■ **TO BE DONE**: Pictures stay out of the copy; set down each line of the listing below exactly.

■ **INPUT FOR THIS TASK**:
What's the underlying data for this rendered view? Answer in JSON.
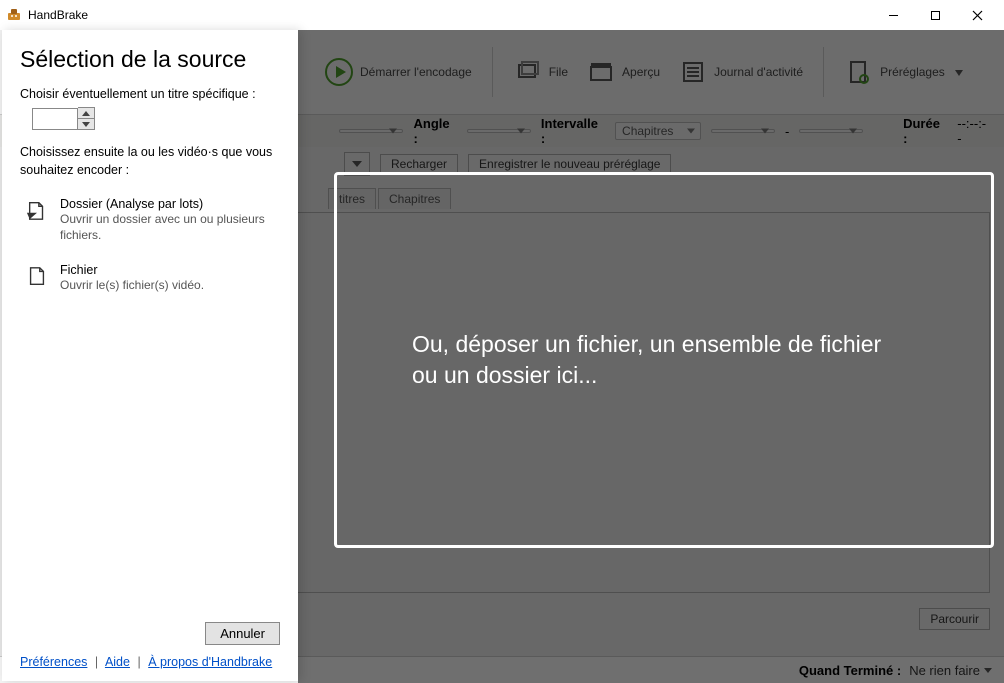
{
  "window": {
    "title": "HandBrake"
  },
  "toolbar": {
    "start": "Démarrer l'encodage",
    "file": "File",
    "preview": "Aperçu",
    "activity": "Journal d'activité",
    "presets": "Préréglages"
  },
  "params": {
    "angle_label": "Angle :",
    "interval_label": "Intervalle :",
    "interval_value": "Chapitres",
    "dash": "-",
    "duration_label": "Durée :",
    "duration_value": "--:--:--"
  },
  "preset_row": {
    "reload": "Recharger",
    "save_new": "Enregistrer le nouveau préréglage"
  },
  "tabs": {
    "subs": "titres",
    "chapters": "Chapitres"
  },
  "bottom": {
    "browse": "Parcourir"
  },
  "status": {
    "when_done_label": "Quand Terminé :",
    "when_done_value": "Ne rien faire"
  },
  "panel": {
    "heading": "Sélection de la source",
    "hint": "Choisir éventuellement un titre spécifique :",
    "hint2": "Choisissez ensuite la ou les vidéo·s que vous souhaitez encoder :",
    "opt_folder": {
      "title": "Dossier (Analyse par lots)",
      "desc": "Ouvrir un dossier avec un ou plusieurs fichiers."
    },
    "opt_file": {
      "title": "Fichier",
      "desc": "Ouvrir le(s) fichier(s) vidéo."
    },
    "cancel": "Annuler",
    "links": {
      "prefs": "Préférences",
      "help": "Aide",
      "about": "À propos d'Handbrake"
    }
  },
  "dropzone": {
    "line1": "Ou, déposer un fichier, un ensemble de fichier",
    "line2": "ou un dossier ici..."
  }
}
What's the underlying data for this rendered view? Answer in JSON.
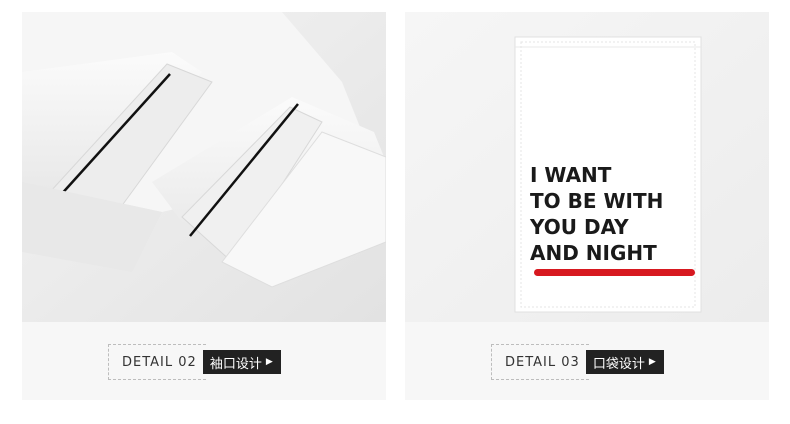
{
  "panels": [
    {
      "image": "sleeve-cuff-photo",
      "detail_label": "DETAIL  02",
      "tag_label": "袖口设计",
      "tag_arrow": "▶"
    },
    {
      "image": "pocket-photo",
      "detail_label": "DETAIL  03",
      "tag_label": "口袋设计",
      "tag_arrow": "▶",
      "pocket_text": {
        "line1": "I WANT",
        "line2": "TO BE WITH",
        "line3": "YOU DAY",
        "line4": "AND NIGHT"
      }
    }
  ],
  "colors": {
    "fabric": "#f2f2f2",
    "piping": "#111111",
    "underline": "#d71920",
    "tag_bg": "#222222"
  }
}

■ **SOLVED EXERCISE**:
What's the underlying data for this rendered view? Answer in JSON.
{
  "window": {
    "title": "HandBrake"
  },
  "toolbar": {
    "start": "Démarrer l'encodage",
    "file": "File",
    "preview": "Aperçu",
    "activity": "Journal d'activité",
    "presets": "Préréglages"
  },
  "params": {
    "angle_label": "Angle :",
    "interval_label": "Intervalle :",
    "interval_value": "Chapitres",
    "dash": "-",
    "duration_label": "Durée :",
    "duration_value": "--:--:--"
  },
  "preset_row": {
    "reload": "Recharger",
    "save_new": "Enregistrer le nouveau préréglage"
  },
  "tabs": {
    "subs": "titres",
    "chapters": "Chapitres"
  },
  "bottom": {
    "browse": "Parcourir"
  },
  "status": {
    "when_done_label": "Quand Terminé :",
    "when_done_value": "Ne rien faire"
  },
  "panel": {
    "heading": "Sélection de la source",
    "hint": "Choisir éventuellement un titre spécifique :",
    "hint2": "Choisissez ensuite la ou les vidéo·s que vous souhaitez encoder :",
    "opt_folder": {
      "title": "Dossier (Analyse par lots)",
      "desc": "Ouvrir un dossier avec un ou plusieurs fichiers."
    },
    "opt_file": {
      "title": "Fichier",
      "desc": "Ouvrir le(s) fichier(s) vidéo."
    },
    "cancel": "Annuler",
    "links": {
      "prefs": "Préférences",
      "help": "Aide",
      "about": "À propos d'Handbrake"
    }
  },
  "dropzone": {
    "line1": "Ou, déposer un fichier, un ensemble de fichier",
    "line2": "ou un dossier ici..."
  }
}
What's the underlying data for this rendered view? Answer in JSON.
{
  "panels": [
    {
      "image": "sleeve-cuff-photo",
      "detail_label": "DETAIL  02",
      "tag_label": "袖口设计",
      "tag_arrow": "▶"
    },
    {
      "image": "pocket-photo",
      "detail_label": "DETAIL  03",
      "tag_label": "口袋设计",
      "tag_arrow": "▶",
      "pocket_text": {
        "line1": "I WANT",
        "line2": "TO BE WITH",
        "line3": "YOU DAY",
        "line4": "AND NIGHT"
      }
    }
  ],
  "colors": {
    "fabric": "#f2f2f2",
    "piping": "#111111",
    "underline": "#d71920",
    "tag_bg": "#222222"
  }
}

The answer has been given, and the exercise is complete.